→ **Your objective**: Find each line containing the string "xlabel". Copy it.

Excerpts from a figure dataset
---------------

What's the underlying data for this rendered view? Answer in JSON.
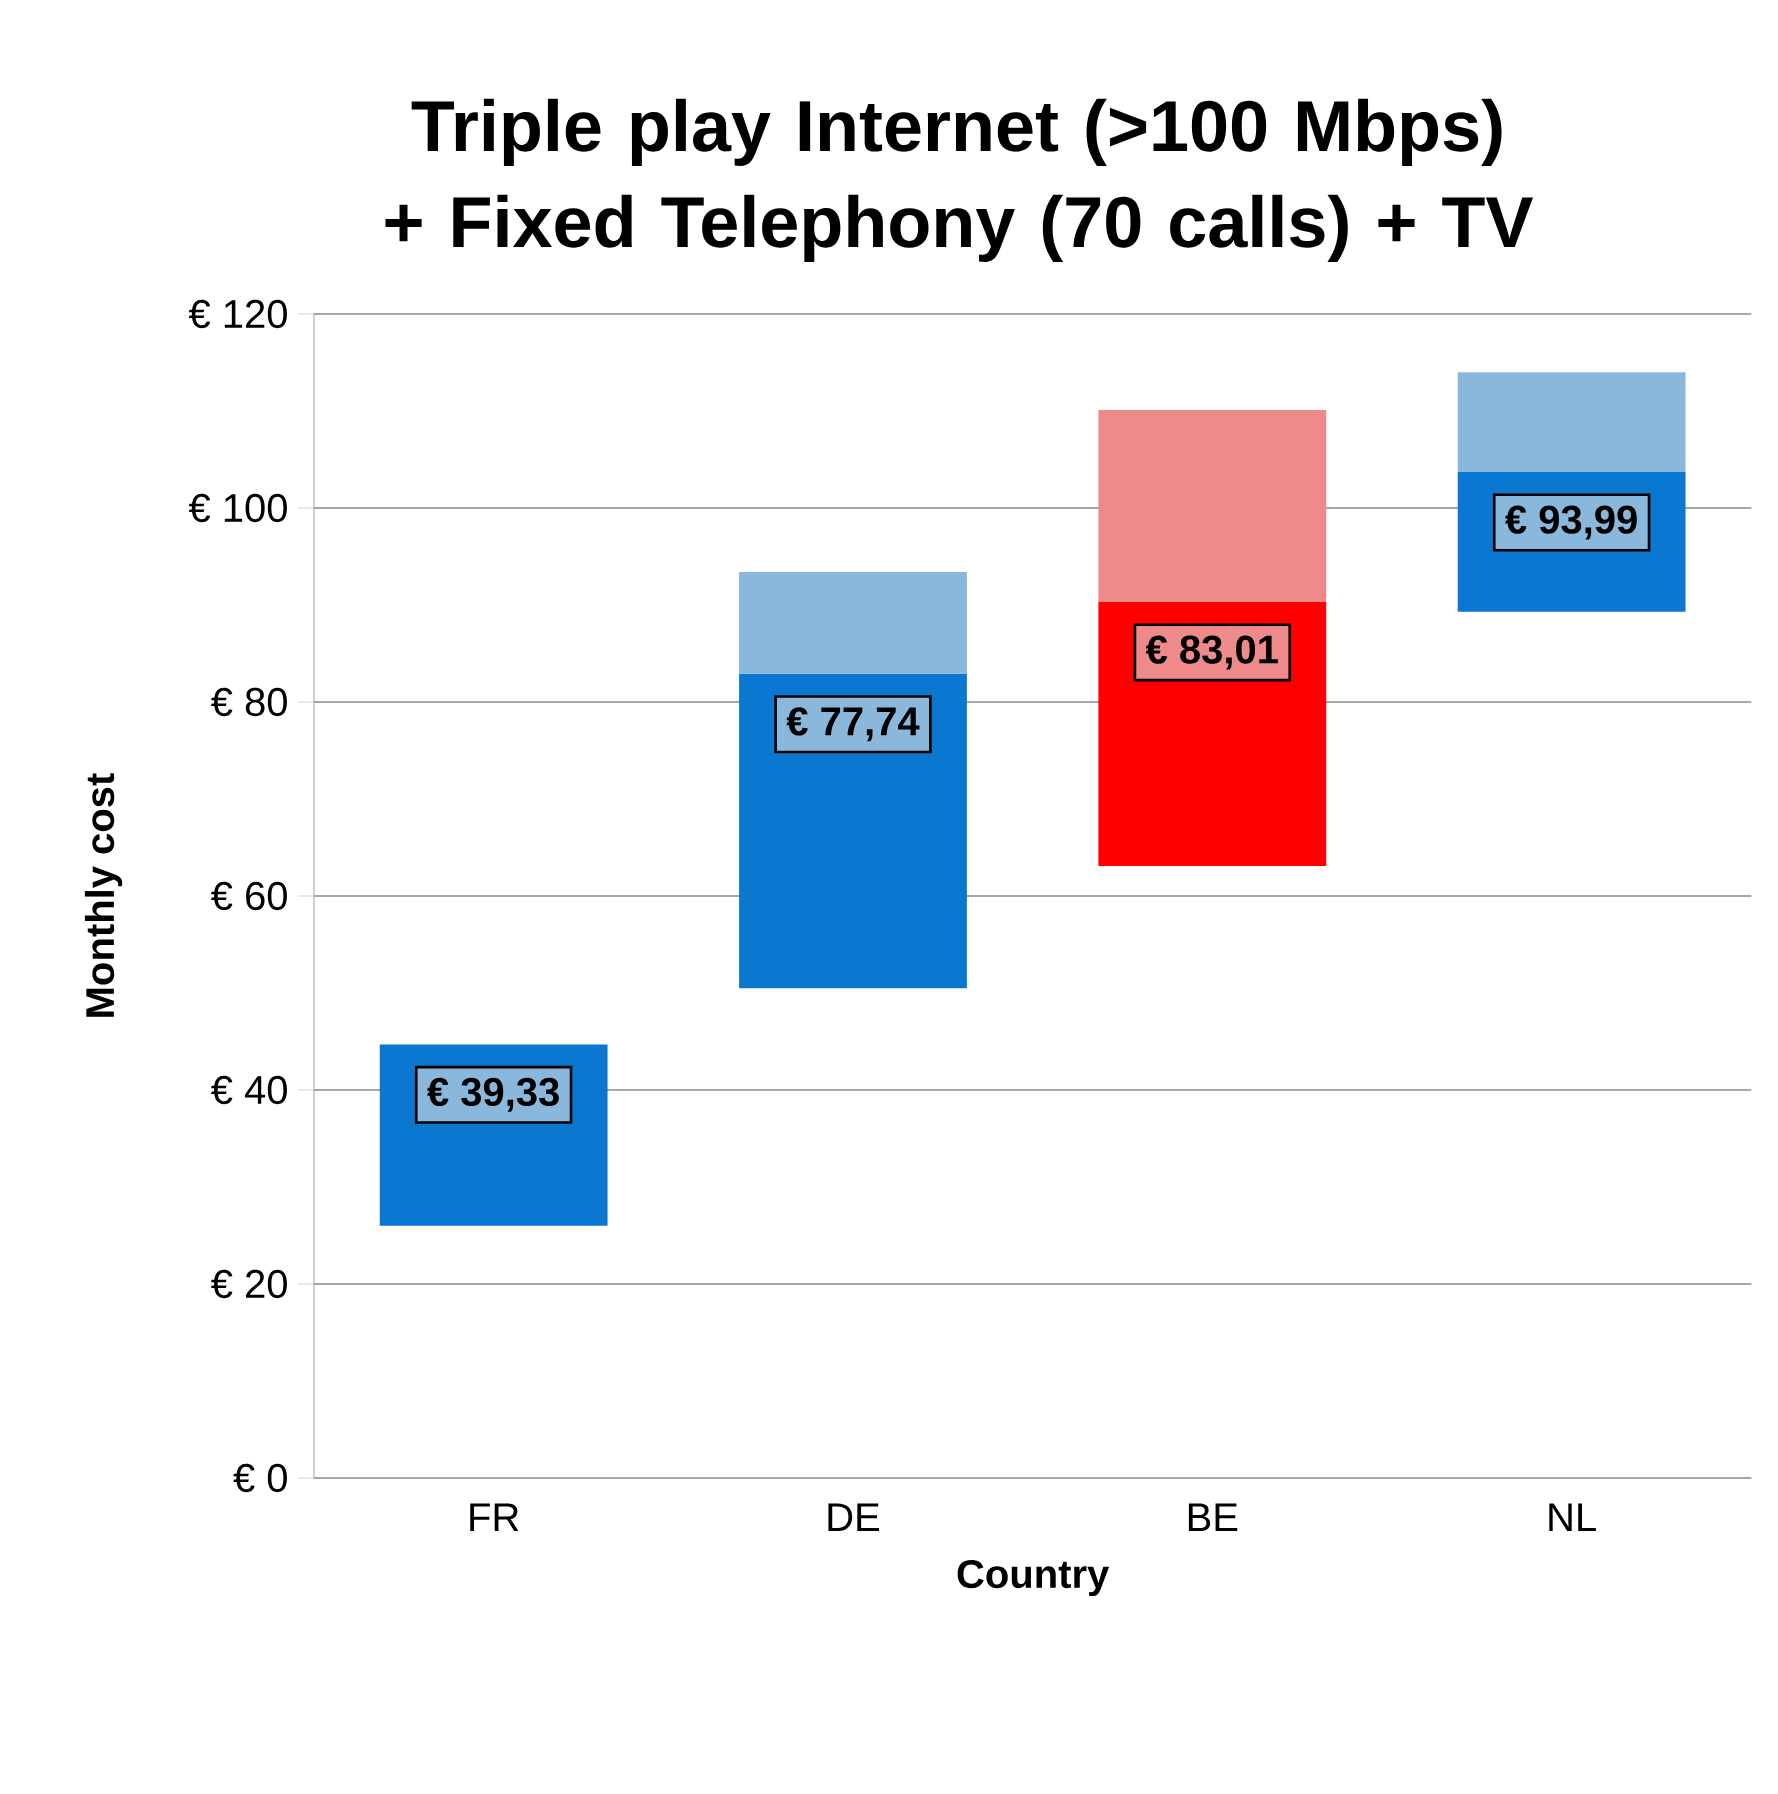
{
  "chart_data": {
    "type": "bar",
    "title": "Triple play Internet (>100 Mbps) + Fixed Telephony (70 calls) + TV",
    "xlabel": "Country",
    "ylabel": "Monthly cost",
    "categories": [
      "FR",
      "DE",
      "BE",
      "NL"
    ],
    "series": [
      {
        "colors": [
          "#0a77d0",
          "#0a77d0",
          "#ff0000",
          "#0a77d0"
        ],
        "base": [
          26.0,
          50.5,
          63.1,
          89.3
        ],
        "values": [
          18.7,
          32.4,
          27.2,
          14.4
        ]
      },
      {
        "colors": [
          "#8ab8dd",
          "#8ab8dd",
          "#ee8a8a",
          "#8ab8dd"
        ],
        "base": [
          null,
          82.9,
          90.3,
          103.7
        ],
        "values": [
          null,
          10.5,
          19.8,
          10.3
        ]
      }
    ],
    "ylim": [
      0,
      120
    ],
    "yticks": [
      {
        "value": 0,
        "label": "€ 0"
      },
      {
        "value": 20,
        "label": "€ 20"
      },
      {
        "value": 40,
        "label": "€ 40"
      },
      {
        "value": 60,
        "label": "€ 60"
      },
      {
        "value": 80,
        "label": "€ 80"
      },
      {
        "value": 100,
        "label": "€ 100"
      },
      {
        "value": 120,
        "label": "€ 120"
      }
    ],
    "grid": "y",
    "annotations": [
      "€ 39,33",
      "€ 77,74",
      "€ 83,01",
      "€ 93,99"
    ]
  }
}
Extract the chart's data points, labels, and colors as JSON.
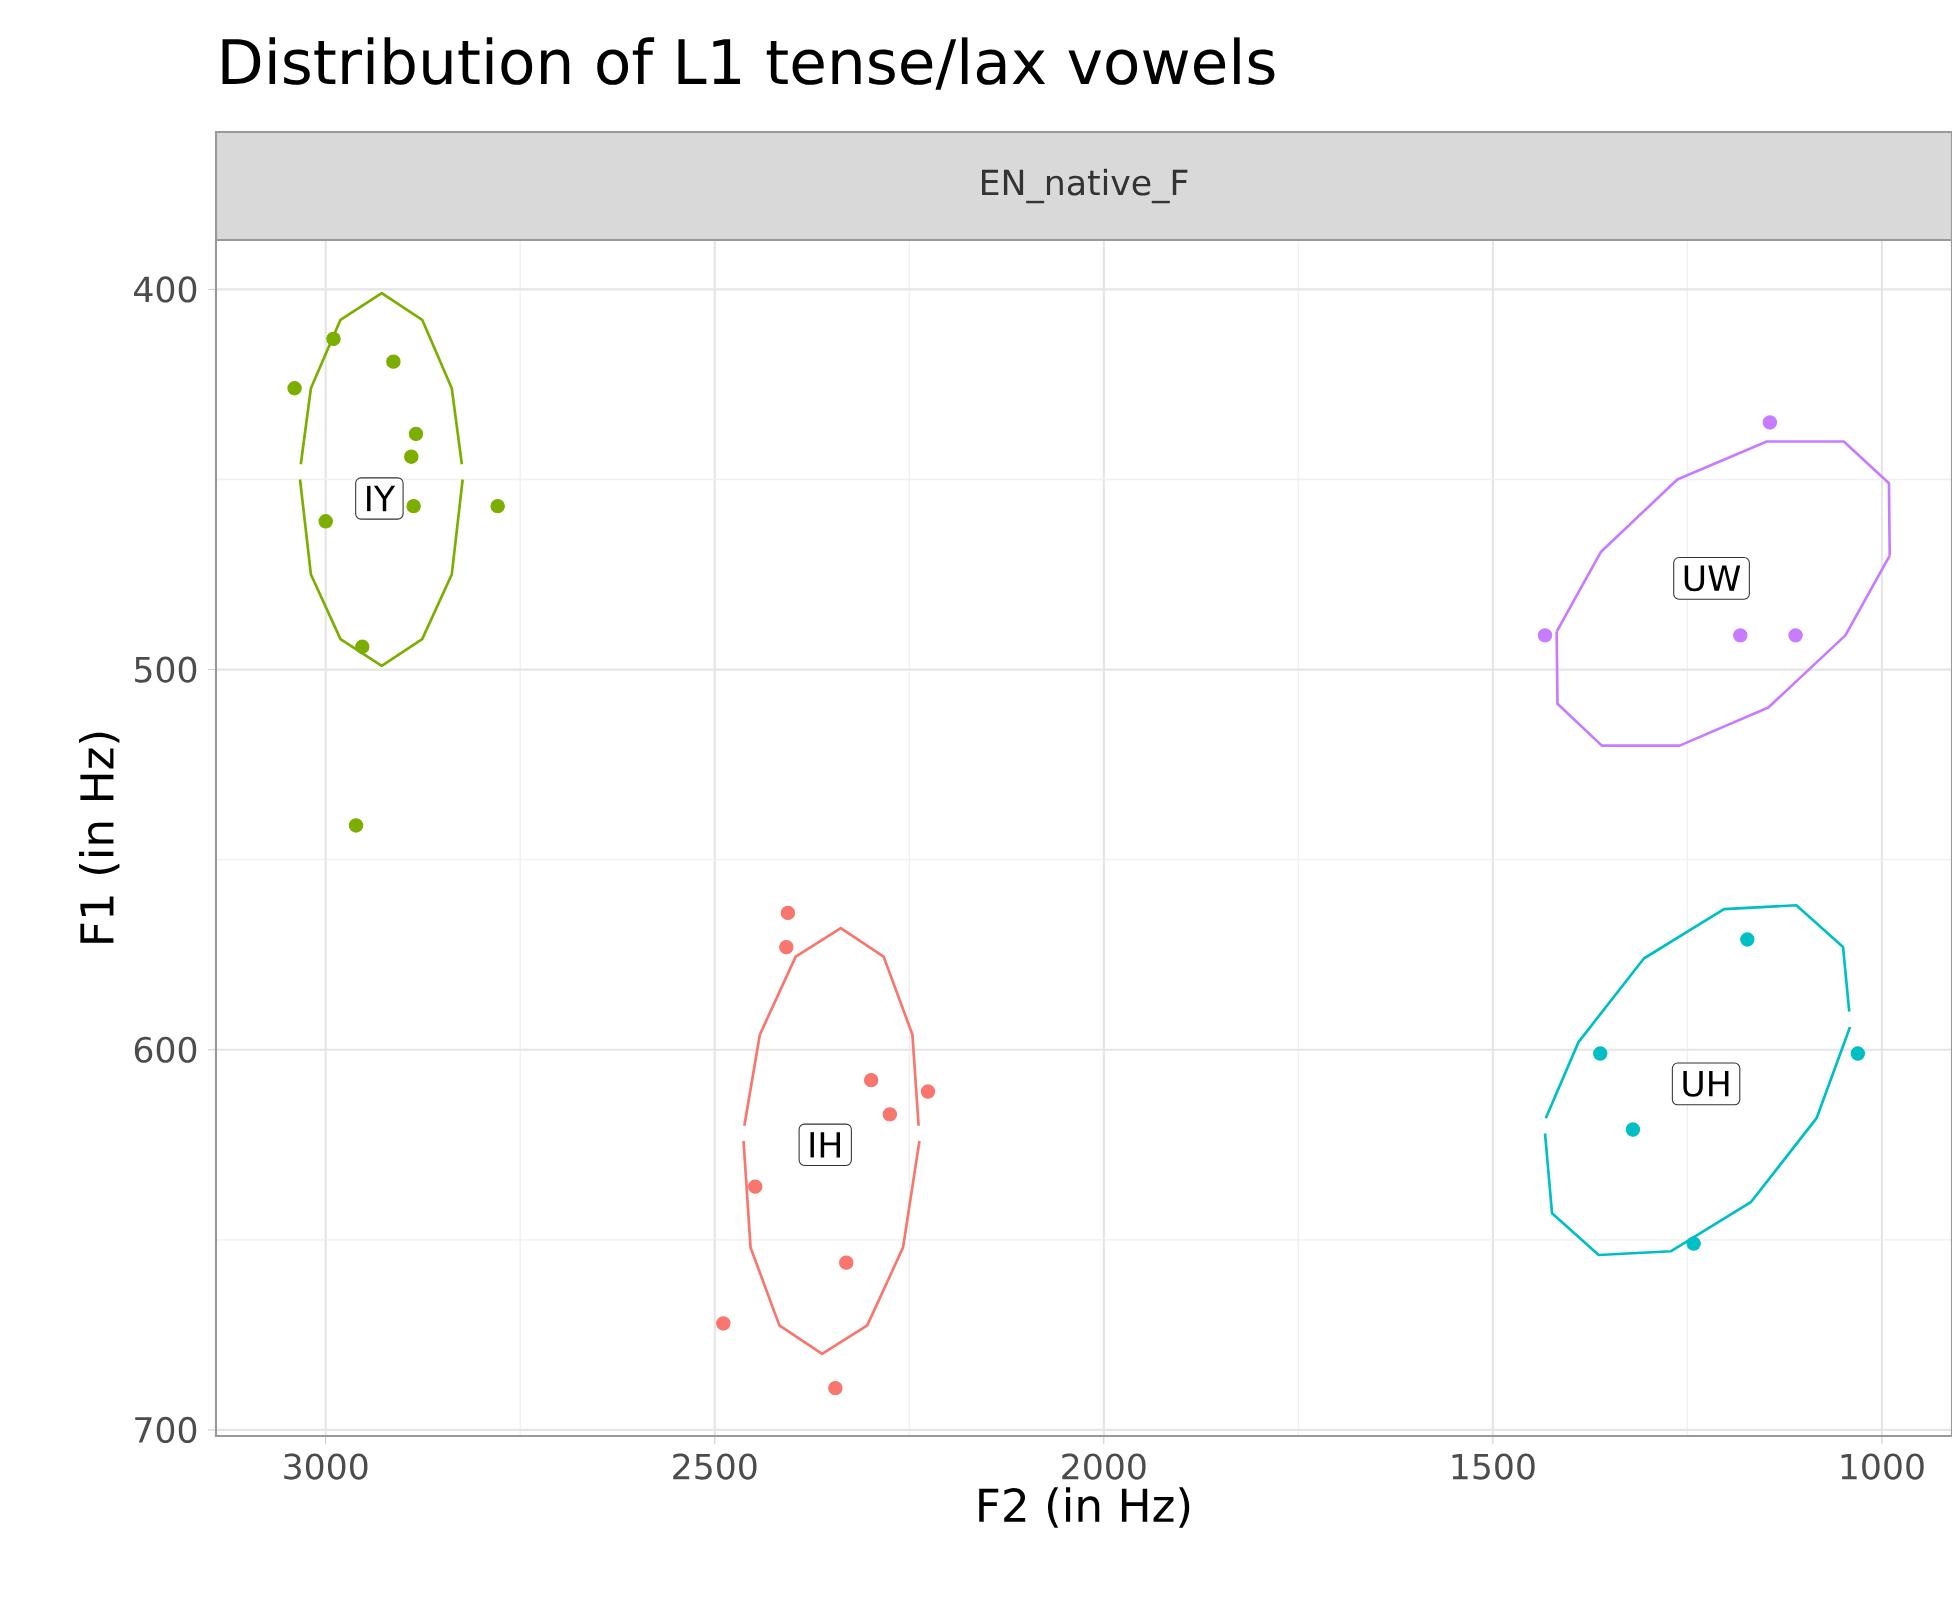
{
  "chart_data": {
    "type": "scatter",
    "title": "Distribution of L1 tense/lax vowels",
    "subtitle": "EN_native_F",
    "xlabel": "F2 (in Hz)",
    "ylabel": "F1 (in Hz)",
    "xlim": [
      3141,
      910
    ],
    "ylim": [
      701.6,
      387
    ],
    "xticks": [
      3000,
      2500,
      2000,
      1500,
      1000
    ],
    "yticks": [
      400,
      500,
      600,
      700
    ],
    "grid": true,
    "series": [
      {
        "marker": "circle",
        "color": "#7CAE00",
        "x": [
          3040,
          2990,
          2913,
          2884,
          2890,
          2779,
          3000,
          2953,
          2961,
          2887
        ],
        "values": [
          426,
          413,
          419,
          438,
          444,
          457,
          461,
          494,
          541,
          457
        ]
      },
      {
        "marker": "circle",
        "color": "#F8766D",
        "x": [
          2406,
          2408,
          2299,
          2226,
          2275,
          2448,
          2331,
          2489,
          2345
        ],
        "values": [
          564,
          573,
          608,
          611,
          617,
          636,
          656,
          672,
          689
        ]
      },
      {
        "marker": "circle",
        "color": "#C77CFF",
        "x": [
          1144,
          1433,
          1182,
          1111
        ],
        "values": [
          435,
          491,
          491,
          491
        ]
      },
      {
        "marker": "circle",
        "color": "#00BFC4",
        "x": [
          1173,
          1362,
          1031,
          1320,
          1242
        ],
        "values": [
          571,
          601,
          601,
          621,
          651
        ]
      },
      {
        "type": "line",
        "marker": "none",
        "color": "#7CAE00",
        "x": [
          3033,
          3019,
          2981,
          2928,
          2876,
          2838,
          2824
        ],
        "values": [
          450,
          475,
          492,
          499,
          492,
          475,
          450
        ]
      },
      {
        "type": "line",
        "marker": "none",
        "color": "#7CAE00",
        "x": [
          3032,
          3019,
          2981,
          2928,
          2876,
          2838,
          2825
        ],
        "values": [
          446,
          426,
          408,
          401,
          408,
          426,
          446
        ]
      },
      {
        "type": "line",
        "marker": "none",
        "color": "#F8766D",
        "x": [
          2463,
          2454,
          2417,
          2362,
          2304,
          2258,
          2237
        ],
        "values": [
          624,
          652,
          672.5,
          680,
          672.5,
          652,
          624
        ]
      },
      {
        "type": "line",
        "marker": "none",
        "color": "#F8766D",
        "x": [
          2462,
          2442,
          2396,
          2338,
          2283,
          2246,
          2238
        ],
        "values": [
          620,
          596,
          575.5,
          568,
          575.5,
          596,
          620
        ]
      },
      {
        "type": "line",
        "marker": "none",
        "color": "#C77CFF",
        "x": [
          1418,
          1417,
          1360,
          1260,
          1146,
          1047,
          990
        ],
        "values": [
          490,
          509,
          520,
          520,
          510,
          491,
          470
        ]
      },
      {
        "type": "line",
        "marker": "none",
        "color": "#C77CFF",
        "x": [
          1418,
          1361,
          1263,
          1148,
          1049,
          991,
          990
        ],
        "values": [
          490,
          469,
          450,
          440,
          440,
          451,
          470
        ]
      },
      {
        "type": "line",
        "marker": "none",
        "color": "#00BFC4",
        "x": [
          1433,
          1424,
          1364,
          1271,
          1168,
          1084,
          1041
        ],
        "values": [
          622,
          643,
          654,
          653,
          640,
          618,
          594
        ]
      },
      {
        "type": "line",
        "marker": "none",
        "color": "#00BFC4",
        "x": [
          1432,
          1390,
          1306,
          1203,
          1110,
          1050,
          1042
        ],
        "values": [
          618,
          598,
          576,
          563,
          562,
          573,
          590
        ]
      }
    ],
    "annotations": [
      {
        "text": "IY",
        "x": 2931,
        "y": 455
      },
      {
        "text": "IH",
        "x": 2358,
        "y": 625
      },
      {
        "text": "UW",
        "x": 1219,
        "y": 476
      },
      {
        "text": "UH",
        "x": 1226,
        "y": 609
      }
    ]
  }
}
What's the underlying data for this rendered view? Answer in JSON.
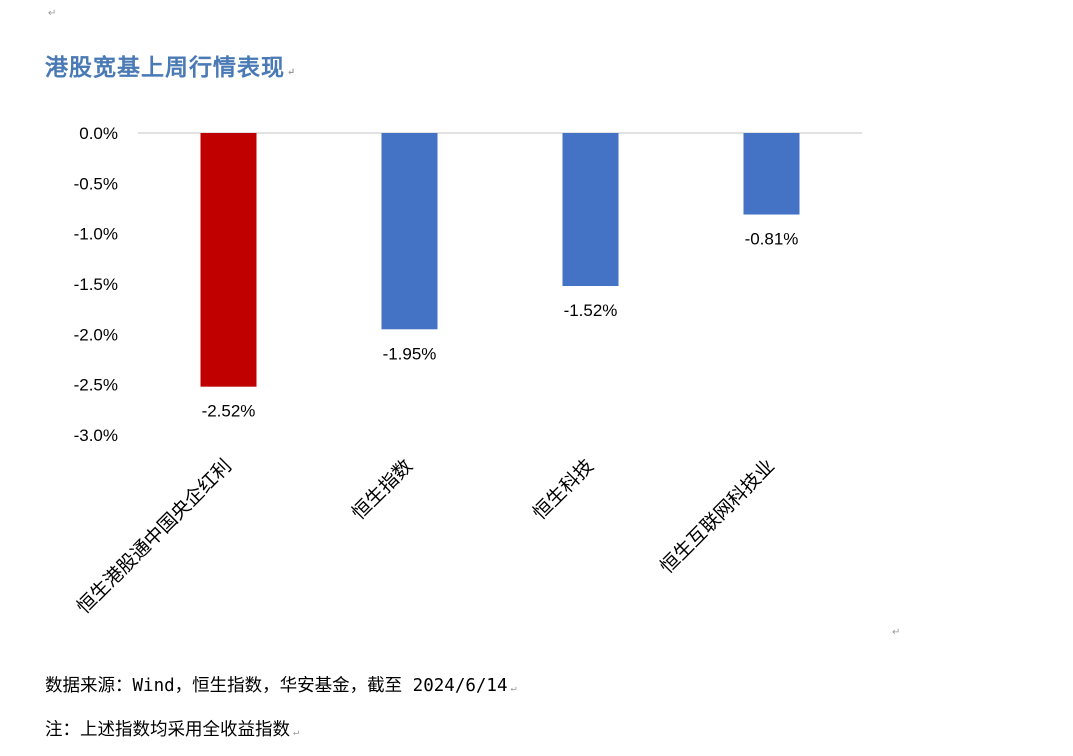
{
  "chart_data": {
    "type": "bar",
    "title": "港股宽基上周行情表现",
    "categories": [
      "恒生港股通中国央企红利",
      "恒生指数",
      "恒生科技",
      "恒生互联网科技业"
    ],
    "values": [
      -2.52,
      -1.95,
      -1.52,
      -0.81
    ],
    "data_labels": [
      "-2.52%",
      "-1.95%",
      "-1.52%",
      "-0.81%"
    ],
    "ylim": [
      -3.0,
      0.0
    ],
    "yticks": [
      "0.0%",
      "-0.5%",
      "-1.0%",
      "-1.5%",
      "-2.0%",
      "-2.5%",
      "-3.0%"
    ],
    "xlabel": "",
    "ylabel": "",
    "grid": false,
    "colors": [
      "#c00000",
      "#4472c4",
      "#4472c4",
      "#4472c4"
    ]
  },
  "notes": {
    "source": "数据来源：Wind，恒生指数，华安基金，截至 2024/6/14",
    "note": "注：上述指数均采用全收益指数"
  },
  "para_mark": "↵"
}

---------------

→ **Solution to this exercise**:
    "xlabel": "Country",
    "xlabel": "F2 (in Hz)",
    "xlabel": "",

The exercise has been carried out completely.